◆ Problem: Give only the number of lines in the records that include the string "access".
= = =
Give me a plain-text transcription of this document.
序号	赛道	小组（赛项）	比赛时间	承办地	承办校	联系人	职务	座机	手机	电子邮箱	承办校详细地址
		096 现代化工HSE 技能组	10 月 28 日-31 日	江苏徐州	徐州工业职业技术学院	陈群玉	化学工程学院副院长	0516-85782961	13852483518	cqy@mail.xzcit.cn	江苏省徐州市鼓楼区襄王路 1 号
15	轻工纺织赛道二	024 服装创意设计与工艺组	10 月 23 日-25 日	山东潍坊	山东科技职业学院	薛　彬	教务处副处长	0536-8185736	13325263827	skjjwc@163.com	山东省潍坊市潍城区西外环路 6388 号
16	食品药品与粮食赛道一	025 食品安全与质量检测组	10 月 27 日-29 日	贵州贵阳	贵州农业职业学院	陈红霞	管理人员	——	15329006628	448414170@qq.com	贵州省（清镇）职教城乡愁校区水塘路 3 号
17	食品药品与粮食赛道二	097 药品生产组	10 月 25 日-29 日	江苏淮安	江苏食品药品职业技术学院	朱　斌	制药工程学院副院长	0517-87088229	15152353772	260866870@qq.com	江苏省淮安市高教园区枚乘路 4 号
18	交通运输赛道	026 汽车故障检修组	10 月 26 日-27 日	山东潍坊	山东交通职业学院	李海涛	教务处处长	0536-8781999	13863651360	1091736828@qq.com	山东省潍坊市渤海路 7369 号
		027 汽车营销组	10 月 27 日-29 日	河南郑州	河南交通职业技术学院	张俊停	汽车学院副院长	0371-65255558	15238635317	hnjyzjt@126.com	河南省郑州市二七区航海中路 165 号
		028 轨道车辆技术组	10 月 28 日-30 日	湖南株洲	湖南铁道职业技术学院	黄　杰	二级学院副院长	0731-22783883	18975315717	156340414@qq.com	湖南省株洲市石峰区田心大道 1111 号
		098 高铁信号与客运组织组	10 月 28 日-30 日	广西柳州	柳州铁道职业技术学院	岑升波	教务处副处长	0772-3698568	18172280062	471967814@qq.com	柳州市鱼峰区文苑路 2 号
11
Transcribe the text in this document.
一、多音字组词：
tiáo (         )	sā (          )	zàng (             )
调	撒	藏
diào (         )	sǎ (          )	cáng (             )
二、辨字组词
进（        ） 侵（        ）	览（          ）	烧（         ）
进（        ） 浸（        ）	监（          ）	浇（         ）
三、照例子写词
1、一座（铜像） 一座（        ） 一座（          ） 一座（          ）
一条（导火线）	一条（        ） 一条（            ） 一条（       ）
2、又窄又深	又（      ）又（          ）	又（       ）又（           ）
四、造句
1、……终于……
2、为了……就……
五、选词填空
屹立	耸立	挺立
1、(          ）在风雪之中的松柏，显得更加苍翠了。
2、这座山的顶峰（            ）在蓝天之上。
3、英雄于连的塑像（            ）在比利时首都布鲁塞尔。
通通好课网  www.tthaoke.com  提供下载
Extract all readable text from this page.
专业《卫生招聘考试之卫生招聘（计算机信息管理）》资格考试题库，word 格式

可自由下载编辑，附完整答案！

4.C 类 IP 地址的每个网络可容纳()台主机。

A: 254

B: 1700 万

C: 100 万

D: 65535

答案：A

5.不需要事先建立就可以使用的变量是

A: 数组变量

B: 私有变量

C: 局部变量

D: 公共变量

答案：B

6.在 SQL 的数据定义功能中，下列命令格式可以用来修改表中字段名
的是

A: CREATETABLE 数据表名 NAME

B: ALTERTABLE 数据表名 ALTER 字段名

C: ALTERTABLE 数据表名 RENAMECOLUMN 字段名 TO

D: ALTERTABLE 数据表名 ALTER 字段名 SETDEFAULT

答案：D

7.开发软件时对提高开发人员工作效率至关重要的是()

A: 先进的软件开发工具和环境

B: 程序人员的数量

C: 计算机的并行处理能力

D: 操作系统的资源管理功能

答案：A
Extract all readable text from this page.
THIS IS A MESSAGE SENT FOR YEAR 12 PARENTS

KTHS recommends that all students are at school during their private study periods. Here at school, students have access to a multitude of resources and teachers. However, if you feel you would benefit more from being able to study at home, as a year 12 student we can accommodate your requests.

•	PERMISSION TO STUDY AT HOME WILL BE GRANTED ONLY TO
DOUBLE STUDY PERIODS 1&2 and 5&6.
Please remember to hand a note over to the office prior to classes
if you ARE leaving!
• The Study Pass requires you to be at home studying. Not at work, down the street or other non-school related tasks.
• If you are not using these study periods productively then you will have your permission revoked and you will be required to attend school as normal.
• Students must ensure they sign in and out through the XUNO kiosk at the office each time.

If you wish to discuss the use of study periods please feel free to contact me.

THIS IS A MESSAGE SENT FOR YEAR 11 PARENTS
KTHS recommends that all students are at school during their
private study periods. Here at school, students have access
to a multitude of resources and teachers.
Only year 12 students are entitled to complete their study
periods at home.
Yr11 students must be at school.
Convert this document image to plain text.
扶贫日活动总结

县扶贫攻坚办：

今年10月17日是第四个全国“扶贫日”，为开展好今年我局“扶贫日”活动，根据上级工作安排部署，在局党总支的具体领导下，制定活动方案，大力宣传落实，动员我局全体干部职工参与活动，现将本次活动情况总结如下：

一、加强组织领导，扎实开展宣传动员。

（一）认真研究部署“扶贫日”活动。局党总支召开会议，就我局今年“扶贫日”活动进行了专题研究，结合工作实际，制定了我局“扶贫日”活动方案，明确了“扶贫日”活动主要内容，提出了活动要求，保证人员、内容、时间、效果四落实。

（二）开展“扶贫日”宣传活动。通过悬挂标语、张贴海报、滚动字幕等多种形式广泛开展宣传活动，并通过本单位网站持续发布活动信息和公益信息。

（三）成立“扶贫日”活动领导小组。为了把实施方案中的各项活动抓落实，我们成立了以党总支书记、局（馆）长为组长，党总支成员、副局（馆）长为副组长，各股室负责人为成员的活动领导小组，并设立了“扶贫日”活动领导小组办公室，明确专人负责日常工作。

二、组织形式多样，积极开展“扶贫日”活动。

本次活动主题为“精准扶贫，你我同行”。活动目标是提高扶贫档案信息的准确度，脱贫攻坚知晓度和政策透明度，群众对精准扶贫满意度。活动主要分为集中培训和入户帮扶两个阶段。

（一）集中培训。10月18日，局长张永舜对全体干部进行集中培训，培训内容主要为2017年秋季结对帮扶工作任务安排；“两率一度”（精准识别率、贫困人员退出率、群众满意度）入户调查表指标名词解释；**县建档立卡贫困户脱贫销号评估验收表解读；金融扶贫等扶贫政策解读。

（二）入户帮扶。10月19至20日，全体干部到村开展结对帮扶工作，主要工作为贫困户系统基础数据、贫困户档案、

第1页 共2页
= = =
◆ Task output: 2